What the task asks: Scan the records and identify every line in which the string "title" occurs, then return those lines.

Data for the task:

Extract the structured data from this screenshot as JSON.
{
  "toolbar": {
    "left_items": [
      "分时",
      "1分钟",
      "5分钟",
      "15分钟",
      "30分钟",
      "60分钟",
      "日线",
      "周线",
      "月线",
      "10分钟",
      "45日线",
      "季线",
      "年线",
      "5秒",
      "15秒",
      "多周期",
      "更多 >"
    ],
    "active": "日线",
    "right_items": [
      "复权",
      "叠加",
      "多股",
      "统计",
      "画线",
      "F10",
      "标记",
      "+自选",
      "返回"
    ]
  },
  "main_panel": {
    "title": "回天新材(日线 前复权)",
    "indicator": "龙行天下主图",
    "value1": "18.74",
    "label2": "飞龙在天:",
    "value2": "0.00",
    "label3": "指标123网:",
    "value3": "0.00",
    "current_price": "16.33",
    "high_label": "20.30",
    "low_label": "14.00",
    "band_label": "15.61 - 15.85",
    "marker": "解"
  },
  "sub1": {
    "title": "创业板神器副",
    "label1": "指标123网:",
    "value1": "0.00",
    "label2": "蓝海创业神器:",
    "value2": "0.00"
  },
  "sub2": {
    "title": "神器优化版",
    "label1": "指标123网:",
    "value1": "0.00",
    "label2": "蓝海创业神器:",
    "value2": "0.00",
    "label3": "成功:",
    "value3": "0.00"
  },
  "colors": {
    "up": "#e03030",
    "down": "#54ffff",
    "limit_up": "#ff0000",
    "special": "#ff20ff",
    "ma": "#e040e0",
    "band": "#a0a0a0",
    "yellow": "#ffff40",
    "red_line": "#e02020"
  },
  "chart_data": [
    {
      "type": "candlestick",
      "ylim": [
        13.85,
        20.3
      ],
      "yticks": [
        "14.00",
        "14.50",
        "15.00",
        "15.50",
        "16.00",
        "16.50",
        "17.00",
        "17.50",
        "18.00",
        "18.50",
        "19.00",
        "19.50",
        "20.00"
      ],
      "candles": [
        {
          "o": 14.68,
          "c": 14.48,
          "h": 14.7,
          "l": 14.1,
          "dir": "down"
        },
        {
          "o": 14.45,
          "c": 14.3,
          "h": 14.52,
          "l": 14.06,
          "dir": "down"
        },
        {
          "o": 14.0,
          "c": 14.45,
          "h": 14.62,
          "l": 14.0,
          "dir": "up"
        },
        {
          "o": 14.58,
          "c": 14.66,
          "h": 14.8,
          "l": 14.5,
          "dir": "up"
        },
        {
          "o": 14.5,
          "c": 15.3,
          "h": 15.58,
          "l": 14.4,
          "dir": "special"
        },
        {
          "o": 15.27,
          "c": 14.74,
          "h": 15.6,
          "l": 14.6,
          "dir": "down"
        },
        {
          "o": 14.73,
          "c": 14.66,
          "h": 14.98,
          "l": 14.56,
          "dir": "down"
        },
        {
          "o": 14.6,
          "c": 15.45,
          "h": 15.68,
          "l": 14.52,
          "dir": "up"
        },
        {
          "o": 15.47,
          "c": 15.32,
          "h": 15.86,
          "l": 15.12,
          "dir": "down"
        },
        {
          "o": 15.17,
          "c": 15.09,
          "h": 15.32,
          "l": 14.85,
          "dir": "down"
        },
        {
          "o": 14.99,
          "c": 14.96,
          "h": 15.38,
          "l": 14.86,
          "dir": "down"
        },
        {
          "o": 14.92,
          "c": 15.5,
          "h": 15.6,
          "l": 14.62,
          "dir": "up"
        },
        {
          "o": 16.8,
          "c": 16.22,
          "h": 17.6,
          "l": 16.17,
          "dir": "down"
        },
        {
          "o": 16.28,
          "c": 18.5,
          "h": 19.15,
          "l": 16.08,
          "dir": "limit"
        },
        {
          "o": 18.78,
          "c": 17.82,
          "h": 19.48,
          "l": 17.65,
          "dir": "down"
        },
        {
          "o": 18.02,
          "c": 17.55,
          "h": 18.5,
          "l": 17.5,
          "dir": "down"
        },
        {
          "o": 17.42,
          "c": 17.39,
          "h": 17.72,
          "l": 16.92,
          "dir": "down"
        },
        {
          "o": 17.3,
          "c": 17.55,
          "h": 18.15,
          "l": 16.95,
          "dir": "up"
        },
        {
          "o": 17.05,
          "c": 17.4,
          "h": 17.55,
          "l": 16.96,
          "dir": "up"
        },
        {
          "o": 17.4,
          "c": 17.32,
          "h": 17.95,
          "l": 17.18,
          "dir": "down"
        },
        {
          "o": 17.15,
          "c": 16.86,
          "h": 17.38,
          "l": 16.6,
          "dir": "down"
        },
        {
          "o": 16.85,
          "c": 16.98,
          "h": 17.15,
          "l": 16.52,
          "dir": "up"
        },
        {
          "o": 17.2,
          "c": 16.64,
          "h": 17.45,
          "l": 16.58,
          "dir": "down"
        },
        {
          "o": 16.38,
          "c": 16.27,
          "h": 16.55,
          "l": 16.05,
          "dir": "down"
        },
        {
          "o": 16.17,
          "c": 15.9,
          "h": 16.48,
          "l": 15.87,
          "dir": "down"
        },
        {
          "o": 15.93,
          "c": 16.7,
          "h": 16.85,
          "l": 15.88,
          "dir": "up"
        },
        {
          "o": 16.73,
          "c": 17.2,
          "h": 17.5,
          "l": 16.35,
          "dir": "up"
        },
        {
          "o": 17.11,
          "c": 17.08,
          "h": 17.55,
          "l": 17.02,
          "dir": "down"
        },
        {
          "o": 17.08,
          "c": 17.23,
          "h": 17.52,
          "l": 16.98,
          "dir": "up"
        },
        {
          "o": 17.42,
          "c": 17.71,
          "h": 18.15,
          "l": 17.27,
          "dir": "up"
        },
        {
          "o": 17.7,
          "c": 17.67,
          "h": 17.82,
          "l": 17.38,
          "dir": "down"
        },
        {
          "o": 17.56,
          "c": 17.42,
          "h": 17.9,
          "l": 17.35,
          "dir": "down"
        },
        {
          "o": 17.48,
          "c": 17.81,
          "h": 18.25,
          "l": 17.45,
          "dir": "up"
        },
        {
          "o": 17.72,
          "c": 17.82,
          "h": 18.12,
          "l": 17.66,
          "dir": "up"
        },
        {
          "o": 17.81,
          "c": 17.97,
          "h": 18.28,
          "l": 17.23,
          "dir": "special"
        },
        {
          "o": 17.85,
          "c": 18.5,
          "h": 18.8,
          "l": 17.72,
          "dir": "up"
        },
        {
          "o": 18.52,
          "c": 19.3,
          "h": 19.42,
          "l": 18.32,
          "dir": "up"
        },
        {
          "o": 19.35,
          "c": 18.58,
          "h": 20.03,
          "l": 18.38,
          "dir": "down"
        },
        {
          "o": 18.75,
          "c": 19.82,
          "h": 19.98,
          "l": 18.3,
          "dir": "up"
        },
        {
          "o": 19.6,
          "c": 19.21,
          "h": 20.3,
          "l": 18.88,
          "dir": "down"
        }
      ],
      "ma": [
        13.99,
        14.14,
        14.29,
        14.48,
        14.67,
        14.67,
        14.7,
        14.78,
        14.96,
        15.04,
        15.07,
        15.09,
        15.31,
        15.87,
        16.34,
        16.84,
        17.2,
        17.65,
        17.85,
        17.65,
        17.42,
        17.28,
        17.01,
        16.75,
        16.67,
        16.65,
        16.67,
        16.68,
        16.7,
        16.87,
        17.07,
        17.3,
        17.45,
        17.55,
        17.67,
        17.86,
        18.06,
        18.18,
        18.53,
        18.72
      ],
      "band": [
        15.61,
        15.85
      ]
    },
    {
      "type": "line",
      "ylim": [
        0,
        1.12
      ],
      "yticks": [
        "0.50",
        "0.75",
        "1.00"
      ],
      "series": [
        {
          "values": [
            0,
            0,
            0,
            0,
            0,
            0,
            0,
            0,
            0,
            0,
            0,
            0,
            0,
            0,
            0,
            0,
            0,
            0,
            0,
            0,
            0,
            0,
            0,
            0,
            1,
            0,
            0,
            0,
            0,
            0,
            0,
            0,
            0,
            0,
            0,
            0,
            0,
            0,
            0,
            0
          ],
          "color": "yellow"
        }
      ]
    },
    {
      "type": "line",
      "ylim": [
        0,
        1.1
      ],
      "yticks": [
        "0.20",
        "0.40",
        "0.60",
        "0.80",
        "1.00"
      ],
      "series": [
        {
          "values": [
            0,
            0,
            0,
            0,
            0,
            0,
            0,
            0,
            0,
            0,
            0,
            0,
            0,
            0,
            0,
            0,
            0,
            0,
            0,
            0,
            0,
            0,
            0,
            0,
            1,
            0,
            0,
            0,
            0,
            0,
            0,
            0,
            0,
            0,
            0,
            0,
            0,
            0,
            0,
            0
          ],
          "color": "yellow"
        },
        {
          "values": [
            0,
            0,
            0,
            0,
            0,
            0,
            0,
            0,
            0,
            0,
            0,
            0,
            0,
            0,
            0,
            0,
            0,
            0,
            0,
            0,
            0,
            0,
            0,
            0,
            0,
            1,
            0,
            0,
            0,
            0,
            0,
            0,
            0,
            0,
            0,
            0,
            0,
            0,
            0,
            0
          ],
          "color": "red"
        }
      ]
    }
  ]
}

Complete answer:
    "title": "回天新材(日线 前复权)",
    "title": "创业板神器副",
    "title": "神器优化版",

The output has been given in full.